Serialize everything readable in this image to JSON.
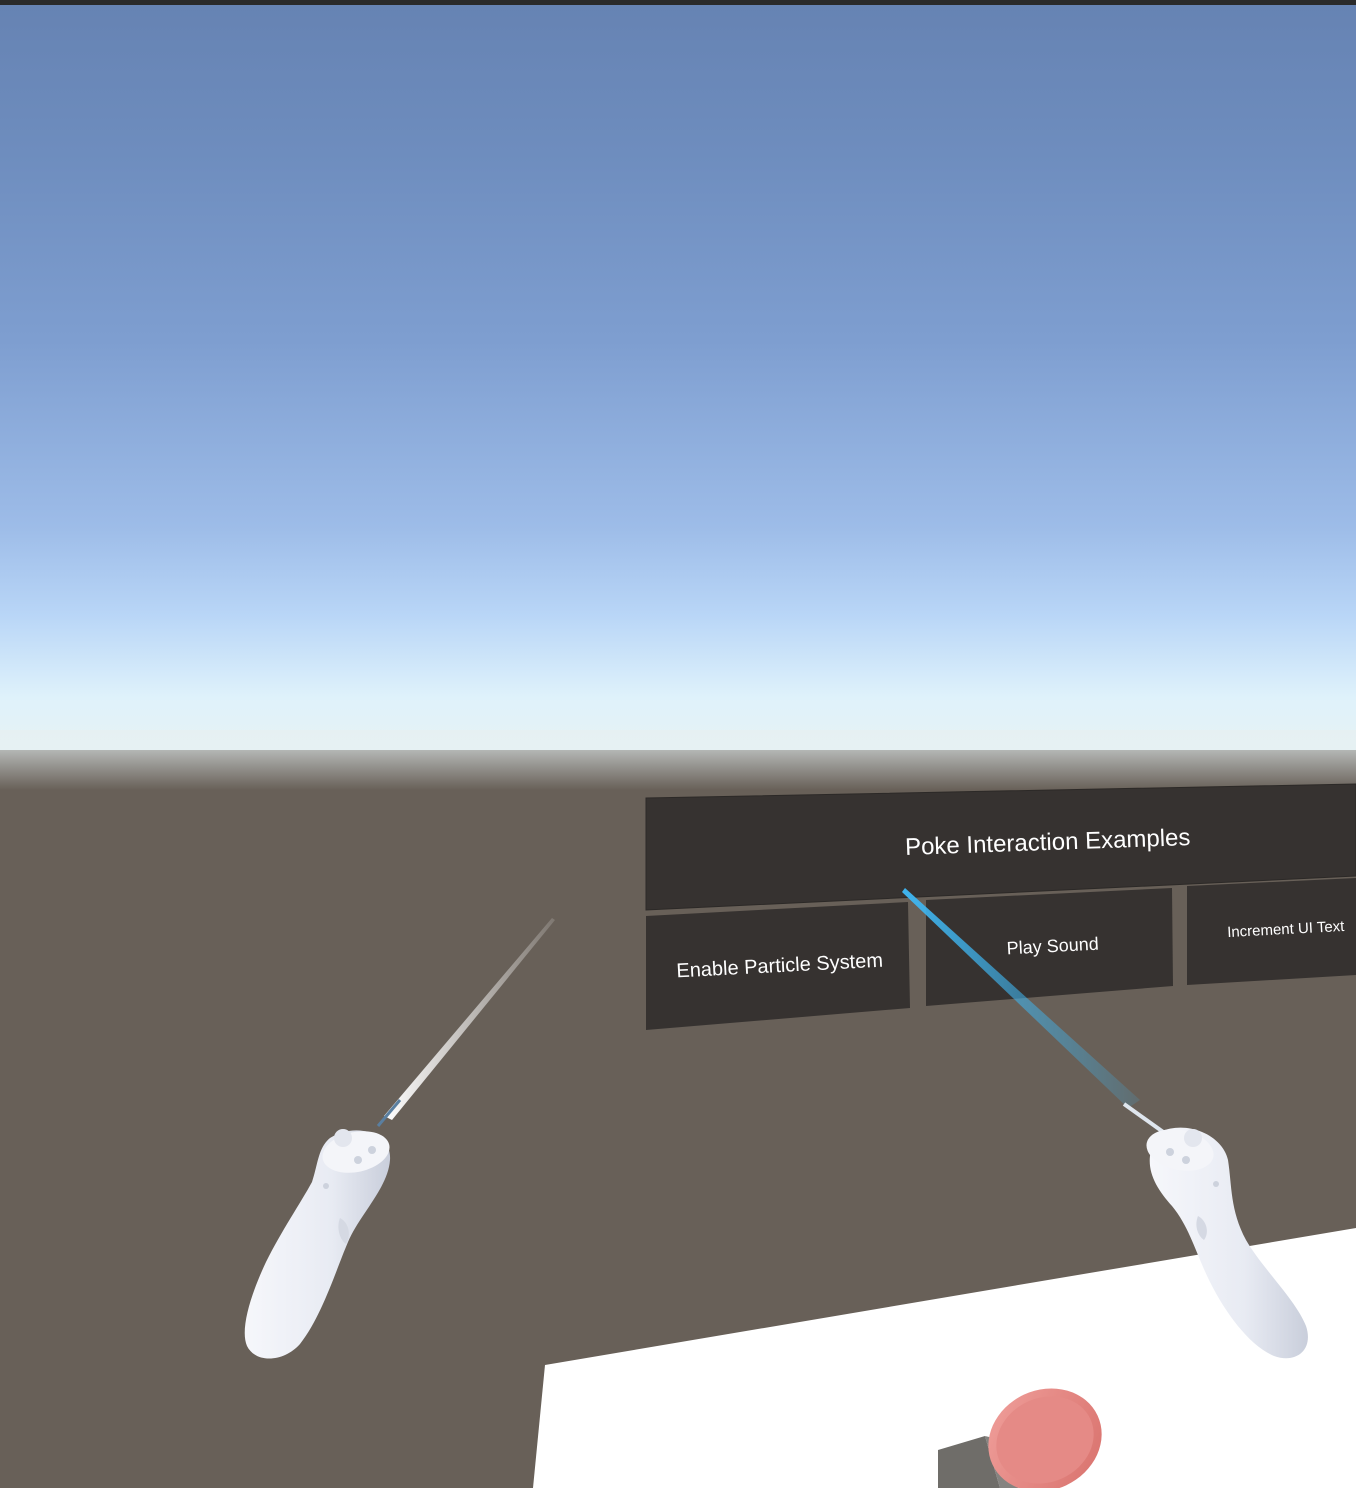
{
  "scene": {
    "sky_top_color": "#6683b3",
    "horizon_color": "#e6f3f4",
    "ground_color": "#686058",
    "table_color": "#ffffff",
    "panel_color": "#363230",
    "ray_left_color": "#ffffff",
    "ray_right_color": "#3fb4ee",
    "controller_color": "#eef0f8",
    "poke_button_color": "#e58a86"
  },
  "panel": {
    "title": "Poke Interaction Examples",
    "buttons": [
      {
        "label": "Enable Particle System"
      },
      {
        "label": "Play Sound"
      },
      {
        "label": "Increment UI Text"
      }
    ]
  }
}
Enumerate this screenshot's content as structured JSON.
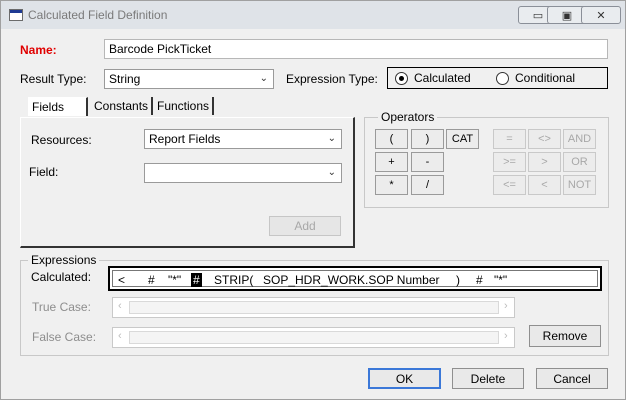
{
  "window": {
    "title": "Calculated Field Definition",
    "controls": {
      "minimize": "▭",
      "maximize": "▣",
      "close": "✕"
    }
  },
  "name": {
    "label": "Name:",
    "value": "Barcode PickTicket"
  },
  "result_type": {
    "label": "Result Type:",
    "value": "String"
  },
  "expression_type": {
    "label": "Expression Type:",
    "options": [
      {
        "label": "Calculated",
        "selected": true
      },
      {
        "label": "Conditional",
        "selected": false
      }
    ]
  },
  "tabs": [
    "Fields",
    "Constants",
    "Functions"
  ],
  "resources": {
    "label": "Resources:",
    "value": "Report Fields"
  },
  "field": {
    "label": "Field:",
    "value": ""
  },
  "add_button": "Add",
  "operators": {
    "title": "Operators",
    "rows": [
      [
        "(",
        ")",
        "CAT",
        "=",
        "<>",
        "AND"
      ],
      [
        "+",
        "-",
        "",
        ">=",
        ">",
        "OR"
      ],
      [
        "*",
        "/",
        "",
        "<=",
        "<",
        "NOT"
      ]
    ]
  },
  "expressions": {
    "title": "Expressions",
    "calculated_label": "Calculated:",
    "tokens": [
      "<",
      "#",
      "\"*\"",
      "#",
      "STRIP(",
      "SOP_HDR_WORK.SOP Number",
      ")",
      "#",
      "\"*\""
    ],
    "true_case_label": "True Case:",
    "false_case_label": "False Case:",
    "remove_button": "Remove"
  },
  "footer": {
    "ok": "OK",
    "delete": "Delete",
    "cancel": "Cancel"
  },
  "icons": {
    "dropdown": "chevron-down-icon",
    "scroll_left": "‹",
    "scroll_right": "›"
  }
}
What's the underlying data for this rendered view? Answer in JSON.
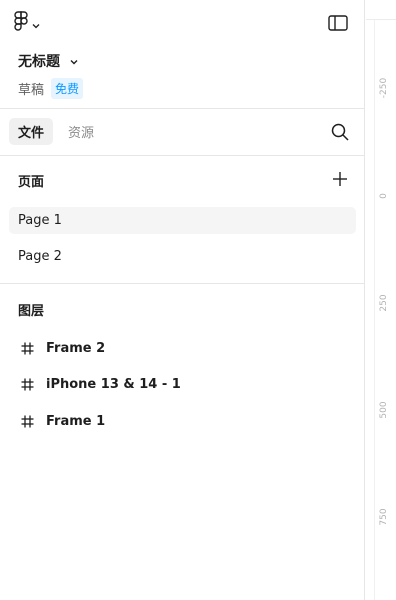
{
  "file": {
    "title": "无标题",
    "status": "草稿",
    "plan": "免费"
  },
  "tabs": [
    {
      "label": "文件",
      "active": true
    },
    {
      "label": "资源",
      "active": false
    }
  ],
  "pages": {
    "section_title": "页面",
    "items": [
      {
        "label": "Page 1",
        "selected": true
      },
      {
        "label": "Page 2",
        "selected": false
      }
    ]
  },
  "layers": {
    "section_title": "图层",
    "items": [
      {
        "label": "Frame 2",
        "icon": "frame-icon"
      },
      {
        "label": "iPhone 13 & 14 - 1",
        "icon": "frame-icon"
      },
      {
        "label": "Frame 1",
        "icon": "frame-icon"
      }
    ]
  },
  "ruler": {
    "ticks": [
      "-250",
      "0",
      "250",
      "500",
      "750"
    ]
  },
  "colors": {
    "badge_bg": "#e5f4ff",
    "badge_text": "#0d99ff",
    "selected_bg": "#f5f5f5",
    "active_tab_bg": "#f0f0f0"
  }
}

┄┄┄┄┄┄┄┄┄┄

* What to produce *
Reproduce every line of the material precisely, omitting its pictures.

* Finished answer *
Serialize everything readable in this image to JSON.
{
  "scene": {
    "sky_top_color": "#6683b3",
    "horizon_color": "#e6f3f4",
    "ground_color": "#686058",
    "table_color": "#ffffff",
    "panel_color": "#363230",
    "ray_left_color": "#ffffff",
    "ray_right_color": "#3fb4ee",
    "controller_color": "#eef0f8",
    "poke_button_color": "#e58a86"
  },
  "panel": {
    "title": "Poke Interaction Examples",
    "buttons": [
      {
        "label": "Enable Particle System"
      },
      {
        "label": "Play Sound"
      },
      {
        "label": "Increment UI Text"
      }
    ]
  }
}
Enumerate this screenshot's content as structured JSON.
{
  "window": {
    "title": "Calculated Field Definition",
    "controls": {
      "minimize": "▭",
      "maximize": "▣",
      "close": "✕"
    }
  },
  "name": {
    "label": "Name:",
    "value": "Barcode PickTicket"
  },
  "result_type": {
    "label": "Result Type:",
    "value": "String"
  },
  "expression_type": {
    "label": "Expression Type:",
    "options": [
      {
        "label": "Calculated",
        "selected": true
      },
      {
        "label": "Conditional",
        "selected": false
      }
    ]
  },
  "tabs": [
    "Fields",
    "Constants",
    "Functions"
  ],
  "resources": {
    "label": "Resources:",
    "value": "Report Fields"
  },
  "field": {
    "label": "Field:",
    "value": ""
  },
  "add_button": "Add",
  "operators": {
    "title": "Operators",
    "rows": [
      [
        "(",
        ")",
        "CAT",
        "=",
        "<>",
        "AND"
      ],
      [
        "+",
        "-",
        "",
        ">=",
        ">",
        "OR"
      ],
      [
        "*",
        "/",
        "",
        "<=",
        "<",
        "NOT"
      ]
    ]
  },
  "expressions": {
    "title": "Expressions",
    "calculated_label": "Calculated:",
    "tokens": [
      "<",
      "#",
      "\"*\"",
      "#",
      "STRIP(",
      "SOP_HDR_WORK.SOP Number",
      ")",
      "#",
      "\"*\""
    ],
    "true_case_label": "True Case:",
    "false_case_label": "False Case:",
    "remove_button": "Remove"
  },
  "footer": {
    "ok": "OK",
    "delete": "Delete",
    "cancel": "Cancel"
  },
  "icons": {
    "dropdown": "chevron-down-icon",
    "scroll_left": "‹",
    "scroll_right": "›"
  }
}
What's the underlying data for this rendered view? Answer in JSON.
{
  "file": {
    "title": "无标题",
    "status": "草稿",
    "plan": "免费"
  },
  "tabs": [
    {
      "label": "文件",
      "active": true
    },
    {
      "label": "资源",
      "active": false
    }
  ],
  "pages": {
    "section_title": "页面",
    "items": [
      {
        "label": "Page 1",
        "selected": true
      },
      {
        "label": "Page 2",
        "selected": false
      }
    ]
  },
  "layers": {
    "section_title": "图层",
    "items": [
      {
        "label": "Frame 2",
        "icon": "frame-icon"
      },
      {
        "label": "iPhone 13 & 14 - 1",
        "icon": "frame-icon"
      },
      {
        "label": "Frame 1",
        "icon": "frame-icon"
      }
    ]
  },
  "ruler": {
    "ticks": [
      "-250",
      "0",
      "250",
      "500",
      "750"
    ]
  },
  "colors": {
    "badge_bg": "#e5f4ff",
    "badge_text": "#0d99ff",
    "selected_bg": "#f5f5f5",
    "active_tab_bg": "#f0f0f0"
  }
}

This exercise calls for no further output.